- _Exercise instructions_
Copy out all the lines exactly. Omit pictures.

========

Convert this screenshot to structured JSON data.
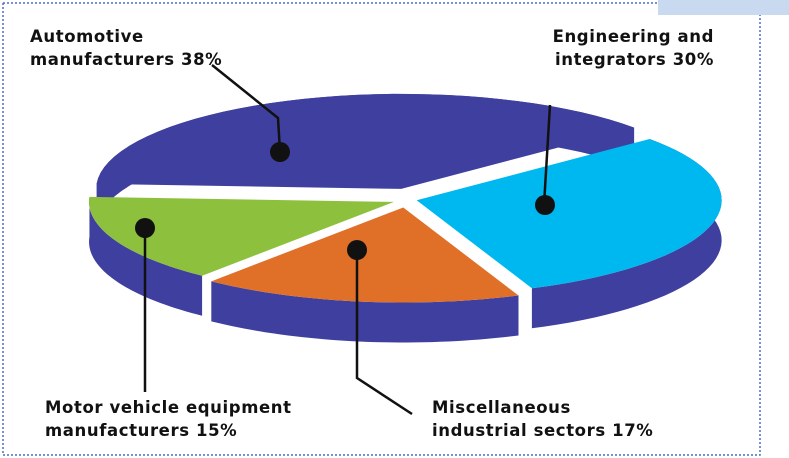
{
  "chart_data": {
    "type": "pie",
    "categories": [
      "Automotive manufacturers",
      "Engineering and integrators",
      "Miscellaneous industrial sectors",
      "Motor vehicle equipment manufacturers"
    ],
    "values": [
      38,
      30,
      17,
      15
    ],
    "value_labels": [
      "38%",
      "30%",
      "17%",
      "15%"
    ],
    "colors": [
      "#3f3f9f",
      "#00b8f0",
      "#e07028",
      "#8dc03c"
    ],
    "side_color": "#3f3f9f"
  }
}
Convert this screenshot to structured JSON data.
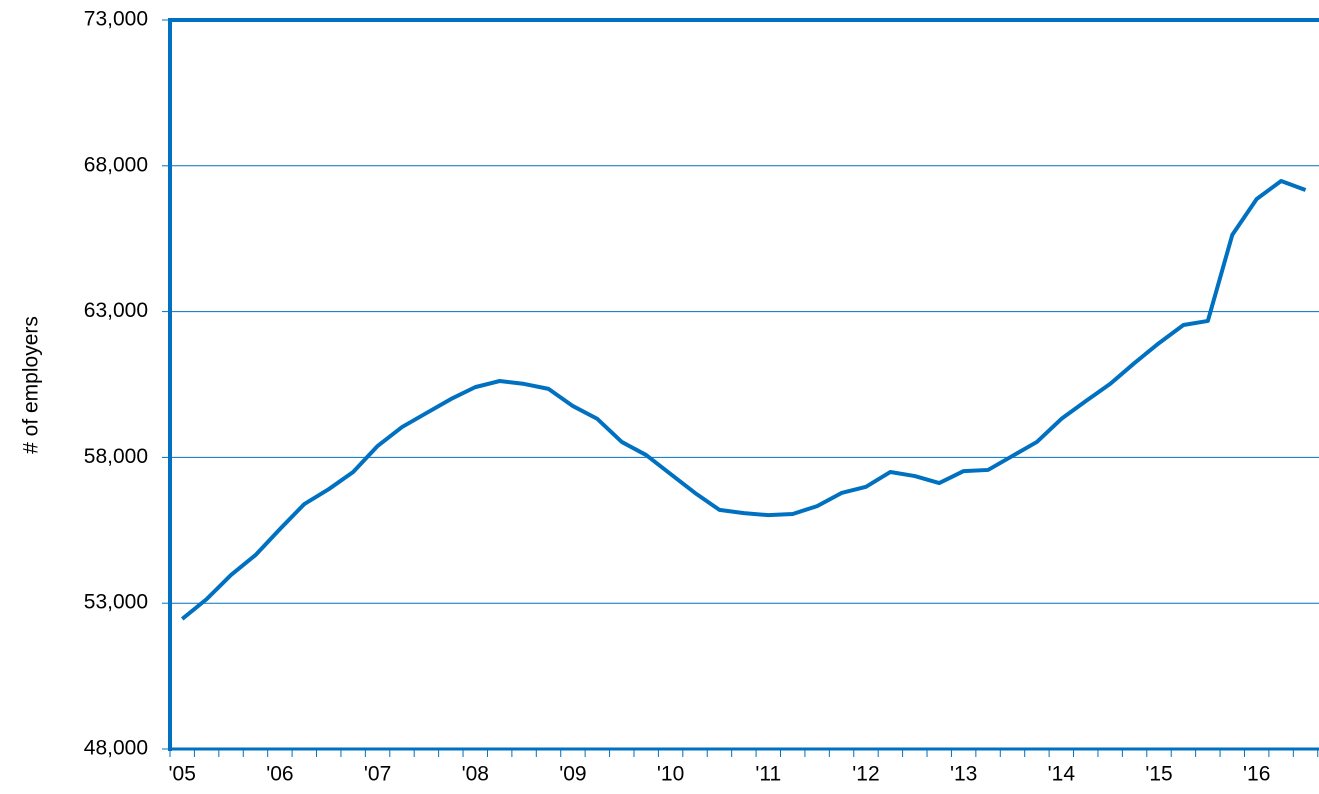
{
  "chart_data": {
    "type": "line",
    "y_axis_label": "# of employers",
    "categories": [
      "'05",
      null,
      null,
      null,
      "'06",
      null,
      null,
      null,
      "'07",
      null,
      null,
      null,
      "'08",
      null,
      null,
      null,
      "'09",
      null,
      null,
      null,
      "'10",
      null,
      null,
      null,
      "'11",
      null,
      null,
      null,
      "'12",
      null,
      null,
      null,
      "'13",
      null,
      null,
      null,
      "'14",
      null,
      null,
      null,
      "'15",
      null,
      null,
      null,
      "'16",
      null,
      null
    ],
    "series": [
      {
        "color": "#0070c0",
        "values": [
          52460,
          53140,
          53970,
          54650,
          55540,
          56400,
          56910,
          57500,
          58390,
          59040,
          59520,
          60000,
          60410,
          60620,
          60520,
          60350,
          59760,
          59320,
          58530,
          58080,
          57430,
          56780,
          56200,
          56090,
          56020,
          56060,
          56330,
          56780,
          56990,
          57500,
          57360,
          57120,
          57530,
          57570,
          58050,
          58530,
          59320,
          59930,
          60520,
          61240,
          61920,
          62540,
          62680,
          65630,
          66860,
          67480,
          67170
        ]
      }
    ],
    "ylim": [
      48000,
      73000
    ],
    "yticks": [
      {
        "value": 48000,
        "label": "48,000"
      },
      {
        "value": 53000,
        "label": "53,000"
      },
      {
        "value": 58000,
        "label": "58,000"
      },
      {
        "value": 63000,
        "label": "63,000"
      },
      {
        "value": 68000,
        "label": "68,000"
      },
      {
        "value": 73000,
        "label": "73,000"
      }
    ],
    "grid": true
  }
}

========

- _The response_
Convert this screenshot to structured JSON data.
{
  "chart_data": {
    "type": "pie",
    "categories": [
      "Automotive manufacturers",
      "Engineering and integrators",
      "Miscellaneous industrial sectors",
      "Motor vehicle equipment manufacturers"
    ],
    "values": [
      38,
      30,
      17,
      15
    ],
    "value_labels": [
      "38%",
      "30%",
      "17%",
      "15%"
    ],
    "colors": [
      "#3f3f9f",
      "#00b8f0",
      "#e07028",
      "#8dc03c"
    ],
    "side_color": "#3f3f9f"
  }
}
Convert this screenshot to structured JSON data.
{
  "chart_data": {
    "type": "line",
    "y_axis_label": "# of employers",
    "categories": [
      "'05",
      null,
      null,
      null,
      "'06",
      null,
      null,
      null,
      "'07",
      null,
      null,
      null,
      "'08",
      null,
      null,
      null,
      "'09",
      null,
      null,
      null,
      "'10",
      null,
      null,
      null,
      "'11",
      null,
      null,
      null,
      "'12",
      null,
      null,
      null,
      "'13",
      null,
      null,
      null,
      "'14",
      null,
      null,
      null,
      "'15",
      null,
      null,
      null,
      "'16",
      null,
      null
    ],
    "series": [
      {
        "color": "#0070c0",
        "values": [
          52460,
          53140,
          53970,
          54650,
          55540,
          56400,
          56910,
          57500,
          58390,
          59040,
          59520,
          60000,
          60410,
          60620,
          60520,
          60350,
          59760,
          59320,
          58530,
          58080,
          57430,
          56780,
          56200,
          56090,
          56020,
          56060,
          56330,
          56780,
          56990,
          57500,
          57360,
          57120,
          57530,
          57570,
          58050,
          58530,
          59320,
          59930,
          60520,
          61240,
          61920,
          62540,
          62680,
          65630,
          66860,
          67480,
          67170
        ]
      }
    ],
    "ylim": [
      48000,
      73000
    ],
    "yticks": [
      {
        "value": 48000,
        "label": "48,000"
      },
      {
        "value": 53000,
        "label": "53,000"
      },
      {
        "value": 58000,
        "label": "58,000"
      },
      {
        "value": 63000,
        "label": "63,000"
      },
      {
        "value": 68000,
        "label": "68,000"
      },
      {
        "value": 73000,
        "label": "73,000"
      }
    ],
    "grid": true
  }
}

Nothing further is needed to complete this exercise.